EXERCISE DATA:
┄┄┄┄┄┄┄┄┄┄┄┄┄┄┄┄┄┄┄┄

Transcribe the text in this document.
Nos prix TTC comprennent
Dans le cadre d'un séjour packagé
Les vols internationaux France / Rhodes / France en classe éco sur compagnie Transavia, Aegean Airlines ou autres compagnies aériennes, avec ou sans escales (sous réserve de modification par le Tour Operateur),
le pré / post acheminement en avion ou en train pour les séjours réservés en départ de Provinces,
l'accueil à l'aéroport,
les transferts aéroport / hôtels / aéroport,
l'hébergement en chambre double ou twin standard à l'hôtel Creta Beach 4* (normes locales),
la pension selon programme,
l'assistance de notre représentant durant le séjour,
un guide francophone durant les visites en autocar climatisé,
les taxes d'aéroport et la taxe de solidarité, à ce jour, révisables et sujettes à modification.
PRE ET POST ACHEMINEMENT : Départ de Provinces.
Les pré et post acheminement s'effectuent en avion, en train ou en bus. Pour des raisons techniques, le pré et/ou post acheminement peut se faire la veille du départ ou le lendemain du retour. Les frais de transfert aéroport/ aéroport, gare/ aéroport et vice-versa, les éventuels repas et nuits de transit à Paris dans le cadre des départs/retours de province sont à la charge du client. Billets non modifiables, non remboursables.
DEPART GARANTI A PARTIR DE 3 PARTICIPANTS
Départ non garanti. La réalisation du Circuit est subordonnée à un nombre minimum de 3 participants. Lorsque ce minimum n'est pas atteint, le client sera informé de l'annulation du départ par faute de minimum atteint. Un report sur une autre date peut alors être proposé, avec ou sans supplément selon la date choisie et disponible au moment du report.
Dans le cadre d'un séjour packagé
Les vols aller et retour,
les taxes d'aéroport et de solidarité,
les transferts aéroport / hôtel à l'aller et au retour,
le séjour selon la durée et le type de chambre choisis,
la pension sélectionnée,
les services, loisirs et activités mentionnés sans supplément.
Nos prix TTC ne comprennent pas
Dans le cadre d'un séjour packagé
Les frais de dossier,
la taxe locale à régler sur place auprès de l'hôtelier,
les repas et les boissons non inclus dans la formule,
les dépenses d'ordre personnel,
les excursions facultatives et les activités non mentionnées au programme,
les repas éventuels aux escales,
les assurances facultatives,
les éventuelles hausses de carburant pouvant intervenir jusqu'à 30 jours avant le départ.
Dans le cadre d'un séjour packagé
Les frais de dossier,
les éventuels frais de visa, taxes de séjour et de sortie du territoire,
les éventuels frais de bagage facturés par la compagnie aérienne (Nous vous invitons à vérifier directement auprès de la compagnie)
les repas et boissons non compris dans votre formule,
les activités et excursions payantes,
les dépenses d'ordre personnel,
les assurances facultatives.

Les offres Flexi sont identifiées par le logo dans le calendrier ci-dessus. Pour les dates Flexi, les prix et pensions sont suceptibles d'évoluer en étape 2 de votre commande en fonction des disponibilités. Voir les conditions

┄┄┄┄┄┄┄┄┄┄┄┄┄┄┄┄┄┄┄┄

STATED TASK: The whole listing above needs to be written out again exactly.

THE ANSWER:
Transcribe the text in this document.
Nos prix TTC comprennent
Dans le cadre d'un séjour packagé
Les vols internationaux France / Rhodes / France en classe éco sur compagnie Transavia, Aegean Airlines ou autres compagnies aériennes, avec ou sans escales (sous réserve de modification par le Tour Operateur),
le pré / post acheminement en avion ou en train pour les séjours réservés en départ de Provinces,
l'accueil à l'aéroport,
les transferts aéroport / hôtels / aéroport,
l'hébergement en chambre double ou twin standard à l'hôtel Creta Beach 4* (normes locales),
la pension selon programme,
l'assistance de notre représentant durant le séjour,
un guide francophone durant les visites en autocar climatisé,
les taxes d'aéroport et la taxe de solidarité, à ce jour, révisables et sujettes à modification.
PRE ET POST ACHEMINEMENT : Départ de Provinces.
Les pré et post acheminement s'effectuent en avion, en train ou en bus. Pour des raisons techniques, le pré et/ou post acheminement peut se faire la veille du départ ou le lendemain du retour. Les frais de transfert aéroport/ aéroport, gare/ aéroport et vice-versa, les éventuels repas et nuits de transit à Paris dans le cadre des départs/retours de province sont à la charge du client. Billets non modifiables, non remboursables.
DEPART GARANTI A PARTIR DE 3 PARTICIPANTS
Départ non garanti. La réalisation du Circuit est subordonnée à un nombre minimum de 3 participants. Lorsque ce minimum n'est pas atteint, le client sera informé de l'annulation du départ par faute de minimum atteint. Un report sur une autre date peut alors être proposé, avec ou sans supplément selon la date choisie et disponible au moment du report.
Dans le cadre d'un séjour packagé
Les vols aller et retour,
les taxes d'aéroport et de solidarité,
les transferts aéroport / hôtel à l'aller et au retour,
le séjour selon la durée et le type de chambre choisis,
la pension sélectionnée,
les services, loisirs et activités mentionnés sans supplément.
Nos prix TTC ne comprennent pas
Dans le cadre d'un séjour packagé
Les frais de dossier,
la taxe locale à régler sur place auprès de l'hôtelier,
les repas et les boissons non inclus dans la formule,
les dépenses d'ordre personnel,
les excursions facultatives et les activités non mentionnées au programme,
les repas éventuels aux escales,
les assurances facultatives,
les éventuelles hausses de carburant pouvant intervenir jusqu'à 30 jours avant le départ.
Dans le cadre d'un séjour packagé
Les frais de dossier,
les éventuels frais de visa, taxes de séjour et de sortie du territoire,
les éventuels frais de bagage facturés par la compagnie aérienne (Nous vous invitons à vérifier directement auprès de la compagnie)
les repas et boissons non compris dans votre formule,
les activités et excursions payantes,
les dépenses d'ordre personnel,
les assurances facultatives.

Les offres Flexi sont identifiées par le logo dans le calendrier ci-dessus. Pour les dates Flexi, les prix et pensions sont suceptibles d'évoluer en étape 2 de votre commande en fonction des disponibilités. Voir les conditions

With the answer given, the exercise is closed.